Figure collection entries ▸
= = =
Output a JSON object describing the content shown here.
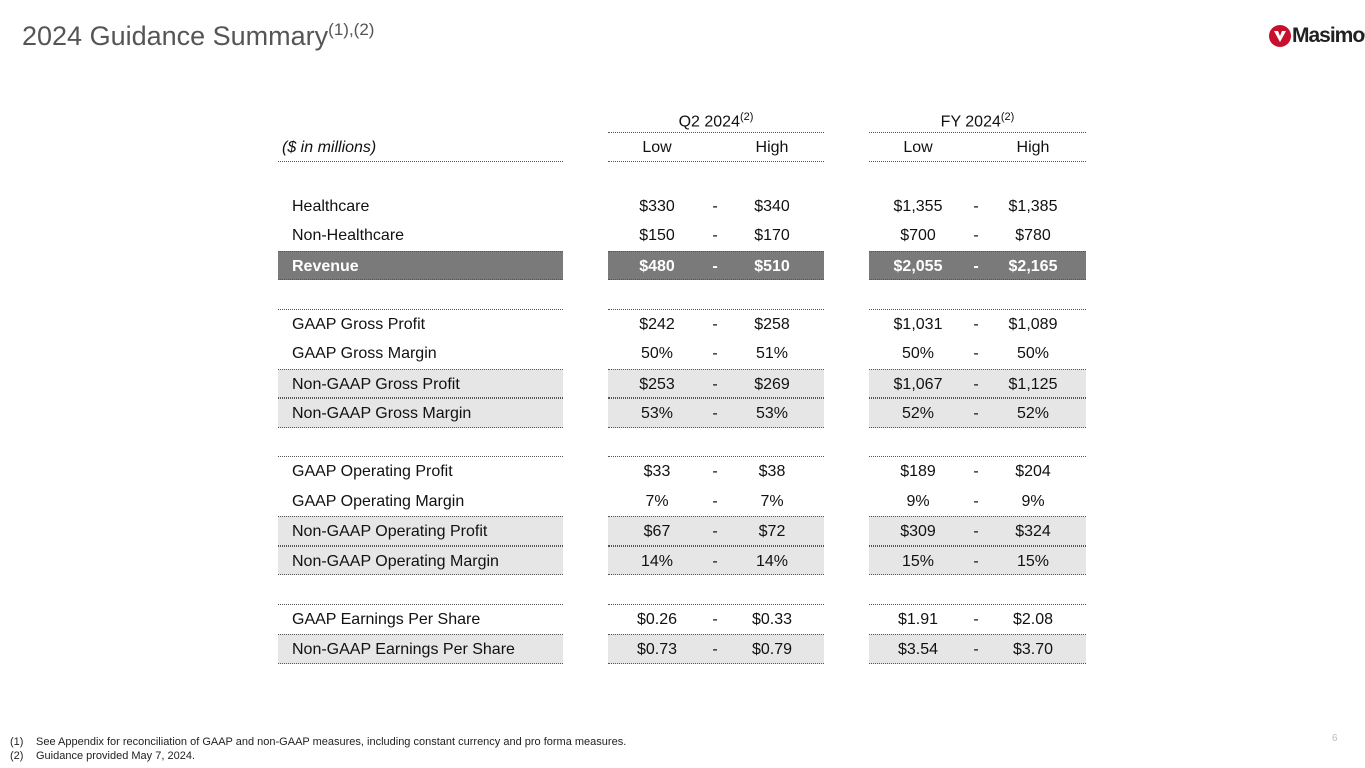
{
  "header": {
    "title": "2024 Guidance Summary",
    "title_note": "(1),(2)",
    "logo": "Masimo",
    "logo_mark": "®"
  },
  "table": {
    "groups": [
      {
        "label": "Q2 2024",
        "note": "(2)"
      },
      {
        "label": "FY 2024",
        "note": "(2)"
      }
    ],
    "unit": "($ in millions)",
    "columns": [
      "Low",
      "High",
      "Low",
      "High"
    ],
    "separator": "-",
    "sections": [
      [
        {
          "label": "Healthcare",
          "q2": [
            "$330",
            "$340"
          ],
          "fy": [
            "$1,355",
            "$1,385"
          ]
        },
        {
          "label": "Non-Healthcare",
          "q2": [
            "$150",
            "$170"
          ],
          "fy": [
            "$700",
            "$780"
          ]
        },
        {
          "label": "Revenue",
          "q2": [
            "$480",
            "$510"
          ],
          "fy": [
            "$2,055",
            "$2,165"
          ]
        }
      ],
      [
        {
          "label": "GAAP Gross Profit",
          "q2": [
            "$242",
            "$258"
          ],
          "fy": [
            "$1,031",
            "$1,089"
          ]
        },
        {
          "label": "GAAP Gross Margin",
          "q2": [
            "50%",
            "51%"
          ],
          "fy": [
            "50%",
            "50%"
          ]
        },
        {
          "label": "Non-GAAP Gross Profit",
          "q2": [
            "$253",
            "$269"
          ],
          "fy": [
            "$1,067",
            "$1,125"
          ]
        },
        {
          "label": "Non-GAAP Gross Margin",
          "q2": [
            "53%",
            "53%"
          ],
          "fy": [
            "52%",
            "52%"
          ]
        }
      ],
      [
        {
          "label": "GAAP Operating Profit",
          "q2": [
            "$33",
            "$38"
          ],
          "fy": [
            "$189",
            "$204"
          ]
        },
        {
          "label": "GAAP Operating Margin",
          "q2": [
            "7%",
            "7%"
          ],
          "fy": [
            "9%",
            "9%"
          ]
        },
        {
          "label": "Non-GAAP Operating Profit",
          "q2": [
            "$67",
            "$72"
          ],
          "fy": [
            "$309",
            "$324"
          ]
        },
        {
          "label": "Non-GAAP Operating Margin",
          "q2": [
            "14%",
            "14%"
          ],
          "fy": [
            "15%",
            "15%"
          ]
        }
      ],
      [
        {
          "label": "GAAP Earnings Per Share",
          "q2": [
            "$0.26",
            "$0.33"
          ],
          "fy": [
            "$1.91",
            "$2.08"
          ]
        },
        {
          "label": "Non-GAAP Earnings Per Share",
          "q2": [
            "$0.73",
            "$0.79"
          ],
          "fy": [
            "$3.54",
            "$3.70"
          ]
        }
      ]
    ]
  },
  "footnotes": [
    {
      "marker": "(1)",
      "text": "See Appendix for reconciliation of GAAP and non-GAAP measures, including constant currency and pro forma measures."
    },
    {
      "marker": "(2)",
      "text": "Guidance provided May 7, 2024."
    }
  ],
  "page_number": "6"
}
= = =
Task details ▸ Isolate the lines above that contain the word "Healthcare" and copy them.

Written response ▸
          "label": "Healthcare",
          "label": "Non-Healthcare",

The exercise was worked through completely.